[What this task involves] Write the material out again in full, word for word. Do not include the pictures.
═══ Data supplied
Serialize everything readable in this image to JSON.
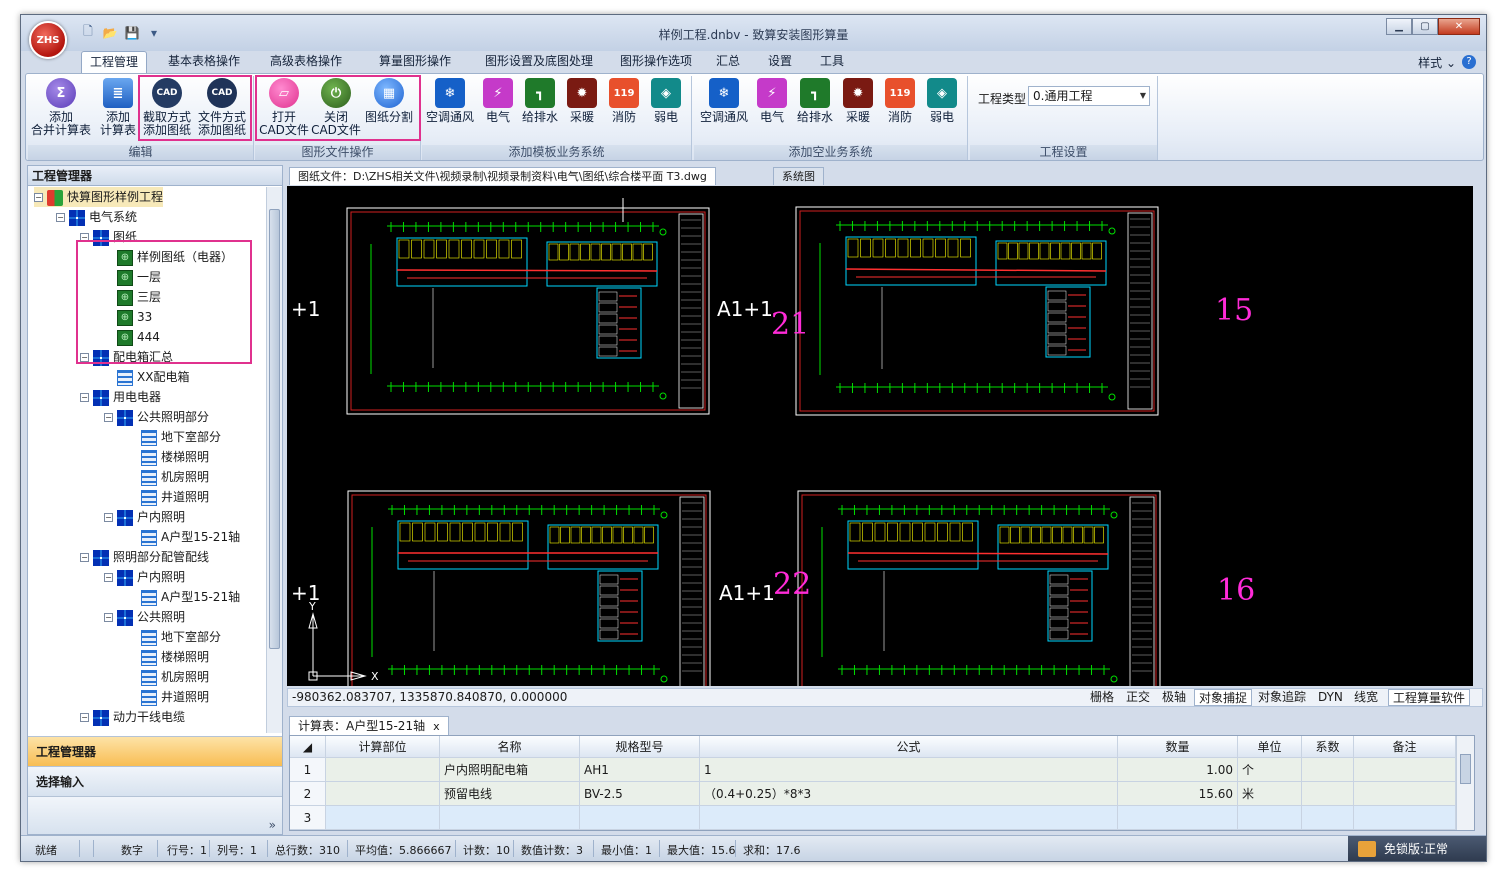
{
  "window": {
    "title": "样例工程.dnbv - 致算安装图形算量",
    "logo_text": "ZHS"
  },
  "menu": {
    "tabs": [
      "工程管理",
      "基本表格操作",
      "高级表格操作",
      "算量图形操作",
      "图形设置及底图处理",
      "图形操作选项",
      "汇总",
      "设置",
      "工具"
    ],
    "active": "工程管理",
    "style_label": "样式",
    "style_arrow": "⌄"
  },
  "ribbon": {
    "edit_group": {
      "label": "编辑",
      "buttons": [
        {
          "l1": "添加",
          "l2": "合并计算表"
        },
        {
          "l1": "添加",
          "l2": "计算表"
        },
        {
          "l1": "截取方式",
          "l2": "添加图纸"
        },
        {
          "l1": "文件方式",
          "l2": "添加图纸"
        }
      ]
    },
    "file_group": {
      "label": "图形文件操作",
      "buttons": [
        {
          "l1": "打开",
          "l2": "CAD文件"
        },
        {
          "l1": "关闭",
          "l2": "CAD文件"
        },
        {
          "l1": "图纸分割",
          "l2": ""
        }
      ]
    },
    "template_group": {
      "label": "添加模板业务系统",
      "buttons": [
        "空调通风",
        "电气",
        "给排水",
        "采暖",
        "消防",
        "弱电"
      ]
    },
    "empty_group": {
      "label": "添加空业务系统",
      "buttons": [
        "空调通风",
        "电气",
        "给排水",
        "采暖",
        "消防",
        "弱电"
      ]
    },
    "settings_group": {
      "label": "工程设置",
      "type_label": "工程类型",
      "type_value": "0.通用工程"
    },
    "icon_text": {
      "cad": "CAD",
      "fire": "119",
      "sigma": "Σ"
    }
  },
  "left_panel": {
    "title": "工程管理器",
    "tree": [
      {
        "label": "快算图形样例工程",
        "level": 0,
        "icon": "root",
        "exp": "−"
      },
      {
        "label": "电气系统",
        "level": 1,
        "icon": "folder",
        "exp": "−"
      },
      {
        "label": "图纸",
        "level": 2,
        "icon": "folder",
        "exp": "−"
      },
      {
        "label": "样例图纸（电器）",
        "level": 3,
        "icon": "drawing"
      },
      {
        "label": "一层",
        "level": 3,
        "icon": "drawing"
      },
      {
        "label": "三层",
        "level": 3,
        "icon": "drawing"
      },
      {
        "label": "33",
        "level": 3,
        "icon": "drawing"
      },
      {
        "label": "444",
        "level": 3,
        "icon": "drawing"
      },
      {
        "label": "配电箱汇总",
        "level": 2,
        "icon": "folder",
        "exp": "−"
      },
      {
        "label": "XX配电箱",
        "level": 3,
        "icon": "sheet"
      },
      {
        "label": "用电电器",
        "level": 2,
        "icon": "folder",
        "exp": "−"
      },
      {
        "label": "公共照明部分",
        "level": 3,
        "icon": "folder",
        "exp": "−"
      },
      {
        "label": "地下室部分",
        "level": 4,
        "icon": "sheet"
      },
      {
        "label": "楼梯照明",
        "level": 4,
        "icon": "sheet"
      },
      {
        "label": "机房照明",
        "level": 4,
        "icon": "sheet"
      },
      {
        "label": "井道照明",
        "level": 4,
        "icon": "sheet"
      },
      {
        "label": "户内照明",
        "level": 3,
        "icon": "folder",
        "exp": "−"
      },
      {
        "label": "A户型15-21轴",
        "level": 4,
        "icon": "sheet"
      },
      {
        "label": "照明部分配管配线",
        "level": 2,
        "icon": "folder",
        "exp": "−"
      },
      {
        "label": "户内照明",
        "level": 3,
        "icon": "folder",
        "exp": "−"
      },
      {
        "label": "A户型15-21轴",
        "level": 4,
        "icon": "sheet"
      },
      {
        "label": "公共照明",
        "level": 3,
        "icon": "folder",
        "exp": "−"
      },
      {
        "label": "地下室部分",
        "level": 4,
        "icon": "sheet"
      },
      {
        "label": "楼梯照明",
        "level": 4,
        "icon": "sheet"
      },
      {
        "label": "机房照明",
        "level": 4,
        "icon": "sheet"
      },
      {
        "label": "井道照明",
        "level": 4,
        "icon": "sheet"
      },
      {
        "label": "动力干线电缆",
        "level": 2,
        "icon": "folder",
        "exp": "−"
      }
    ],
    "nav": [
      "工程管理器",
      "选择输入"
    ],
    "chevron": "»"
  },
  "cad": {
    "file_tab": "图纸文件：D:\\ZHS相关文件\\视频录制\\视频录制资料\\电气\\图纸\\综合楼平面 T3.dwg",
    "system_tab": "系统图",
    "labels": {
      "plus1_top": "+1",
      "a1p1_top": "A1+1",
      "n21": "21",
      "n15": "15",
      "plus1_bottom": "+1",
      "a1p1_bottom": "A1+1",
      "n22": "22",
      "n16": "16",
      "axis_x": "X",
      "axis_y": "Y"
    },
    "colors": {
      "magenta": "#ff2bd8",
      "green": "#00e000",
      "white": "#ffffff"
    },
    "coords": "-980362.083707,  1335870.840870,  0.000000",
    "modes": [
      "栅格",
      "正交",
      "极轴",
      "对象捕捉",
      "对象追踪",
      "DYN",
      "线宽",
      "工程算量软件"
    ],
    "modes_on": [
      "对象捕捉",
      "工程算量软件"
    ]
  },
  "calc": {
    "tab_label": "计算表：A户型15-21轴",
    "close": "x",
    "columns": [
      "计算部位",
      "名称",
      "规格型号",
      "公式",
      "数量",
      "单位",
      "系数",
      "备注"
    ],
    "rows": [
      {
        "no": "1",
        "part": "",
        "name": "户内照明配电箱",
        "spec": "AH1",
        "formula": "1",
        "qty": "1.00",
        "unit": "个",
        "coef": "",
        "note": ""
      },
      {
        "no": "2",
        "part": "",
        "name": "预留电线",
        "spec": "BV-2.5",
        "formula": "（0.4+0.25）*8*3",
        "qty": "15.60",
        "unit": "米",
        "coef": "",
        "note": ""
      },
      {
        "no": "3",
        "part": "",
        "name": "",
        "spec": "",
        "formula": "",
        "qty": "",
        "unit": "",
        "coef": "",
        "note": ""
      }
    ]
  },
  "status": {
    "ready": "就绪",
    "num": "数字",
    "row": "行号：1",
    "col": "列号：1",
    "total": "总行数：310",
    "avg": "平均值：5.866667",
    "count": "计数：10",
    "numcount": "数值计数：3",
    "min": "最小值：1",
    "max": "最大值：15.6",
    "sum": "求和：17.6",
    "free": "免锁版:正常"
  }
}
══════
[Answer in full]
Serialize everything readable in this image to JSON.
{
  "window": {
    "title": "样例工程.dnbv - 致算安装图形算量",
    "logo_text": "ZHS"
  },
  "menu": {
    "tabs": [
      "工程管理",
      "基本表格操作",
      "高级表格操作",
      "算量图形操作",
      "图形设置及底图处理",
      "图形操作选项",
      "汇总",
      "设置",
      "工具"
    ],
    "active": "工程管理",
    "style_label": "样式",
    "style_arrow": "⌄"
  },
  "ribbon": {
    "edit_group": {
      "label": "编辑",
      "buttons": [
        {
          "l1": "添加",
          "l2": "合并计算表"
        },
        {
          "l1": "添加",
          "l2": "计算表"
        },
        {
          "l1": "截取方式",
          "l2": "添加图纸"
        },
        {
          "l1": "文件方式",
          "l2": "添加图纸"
        }
      ]
    },
    "file_group": {
      "label": "图形文件操作",
      "buttons": [
        {
          "l1": "打开",
          "l2": "CAD文件"
        },
        {
          "l1": "关闭",
          "l2": "CAD文件"
        },
        {
          "l1": "图纸分割",
          "l2": ""
        }
      ]
    },
    "template_group": {
      "label": "添加模板业务系统",
      "buttons": [
        "空调通风",
        "电气",
        "给排水",
        "采暖",
        "消防",
        "弱电"
      ]
    },
    "empty_group": {
      "label": "添加空业务系统",
      "buttons": [
        "空调通风",
        "电气",
        "给排水",
        "采暖",
        "消防",
        "弱电"
      ]
    },
    "settings_group": {
      "label": "工程设置",
      "type_label": "工程类型",
      "type_value": "0.通用工程"
    },
    "icon_text": {
      "cad": "CAD",
      "fire": "119",
      "sigma": "Σ"
    }
  },
  "left_panel": {
    "title": "工程管理器",
    "tree": [
      {
        "label": "快算图形样例工程",
        "level": 0,
        "icon": "root",
        "exp": "−"
      },
      {
        "label": "电气系统",
        "level": 1,
        "icon": "folder",
        "exp": "−"
      },
      {
        "label": "图纸",
        "level": 2,
        "icon": "folder",
        "exp": "−"
      },
      {
        "label": "样例图纸（电器）",
        "level": 3,
        "icon": "drawing"
      },
      {
        "label": "一层",
        "level": 3,
        "icon": "drawing"
      },
      {
        "label": "三层",
        "level": 3,
        "icon": "drawing"
      },
      {
        "label": "33",
        "level": 3,
        "icon": "drawing"
      },
      {
        "label": "444",
        "level": 3,
        "icon": "drawing"
      },
      {
        "label": "配电箱汇总",
        "level": 2,
        "icon": "folder",
        "exp": "−"
      },
      {
        "label": "XX配电箱",
        "level": 3,
        "icon": "sheet"
      },
      {
        "label": "用电电器",
        "level": 2,
        "icon": "folder",
        "exp": "−"
      },
      {
        "label": "公共照明部分",
        "level": 3,
        "icon": "folder",
        "exp": "−"
      },
      {
        "label": "地下室部分",
        "level": 4,
        "icon": "sheet"
      },
      {
        "label": "楼梯照明",
        "level": 4,
        "icon": "sheet"
      },
      {
        "label": "机房照明",
        "level": 4,
        "icon": "sheet"
      },
      {
        "label": "井道照明",
        "level": 4,
        "icon": "sheet"
      },
      {
        "label": "户内照明",
        "level": 3,
        "icon": "folder",
        "exp": "−"
      },
      {
        "label": "A户型15-21轴",
        "level": 4,
        "icon": "sheet"
      },
      {
        "label": "照明部分配管配线",
        "level": 2,
        "icon": "folder",
        "exp": "−"
      },
      {
        "label": "户内照明",
        "level": 3,
        "icon": "folder",
        "exp": "−"
      },
      {
        "label": "A户型15-21轴",
        "level": 4,
        "icon": "sheet"
      },
      {
        "label": "公共照明",
        "level": 3,
        "icon": "folder",
        "exp": "−"
      },
      {
        "label": "地下室部分",
        "level": 4,
        "icon": "sheet"
      },
      {
        "label": "楼梯照明",
        "level": 4,
        "icon": "sheet"
      },
      {
        "label": "机房照明",
        "level": 4,
        "icon": "sheet"
      },
      {
        "label": "井道照明",
        "level": 4,
        "icon": "sheet"
      },
      {
        "label": "动力干线电缆",
        "level": 2,
        "icon": "folder",
        "exp": "−"
      }
    ],
    "nav": [
      "工程管理器",
      "选择输入"
    ],
    "chevron": "»"
  },
  "cad": {
    "file_tab": "图纸文件：D:\\ZHS相关文件\\视频录制\\视频录制资料\\电气\\图纸\\综合楼平面 T3.dwg",
    "system_tab": "系统图",
    "labels": {
      "plus1_top": "+1",
      "a1p1_top": "A1+1",
      "n21": "21",
      "n15": "15",
      "plus1_bottom": "+1",
      "a1p1_bottom": "A1+1",
      "n22": "22",
      "n16": "16",
      "axis_x": "X",
      "axis_y": "Y"
    },
    "colors": {
      "magenta": "#ff2bd8",
      "green": "#00e000",
      "white": "#ffffff"
    },
    "coords": "-980362.083707,  1335870.840870,  0.000000",
    "modes": [
      "栅格",
      "正交",
      "极轴",
      "对象捕捉",
      "对象追踪",
      "DYN",
      "线宽",
      "工程算量软件"
    ],
    "modes_on": [
      "对象捕捉",
      "工程算量软件"
    ]
  },
  "calc": {
    "tab_label": "计算表：A户型15-21轴",
    "close": "x",
    "columns": [
      "计算部位",
      "名称",
      "规格型号",
      "公式",
      "数量",
      "单位",
      "系数",
      "备注"
    ],
    "rows": [
      {
        "no": "1",
        "part": "",
        "name": "户内照明配电箱",
        "spec": "AH1",
        "formula": "1",
        "qty": "1.00",
        "unit": "个",
        "coef": "",
        "note": ""
      },
      {
        "no": "2",
        "part": "",
        "name": "预留电线",
        "spec": "BV-2.5",
        "formula": "（0.4+0.25）*8*3",
        "qty": "15.60",
        "unit": "米",
        "coef": "",
        "note": ""
      },
      {
        "no": "3",
        "part": "",
        "name": "",
        "spec": "",
        "formula": "",
        "qty": "",
        "unit": "",
        "coef": "",
        "note": ""
      }
    ]
  },
  "status": {
    "ready": "就绪",
    "num": "数字",
    "row": "行号：1",
    "col": "列号：1",
    "total": "总行数：310",
    "avg": "平均值：5.866667",
    "count": "计数：10",
    "numcount": "数值计数：3",
    "min": "最小值：1",
    "max": "最大值：15.6",
    "sum": "求和：17.6",
    "free": "免锁版:正常"
  }
}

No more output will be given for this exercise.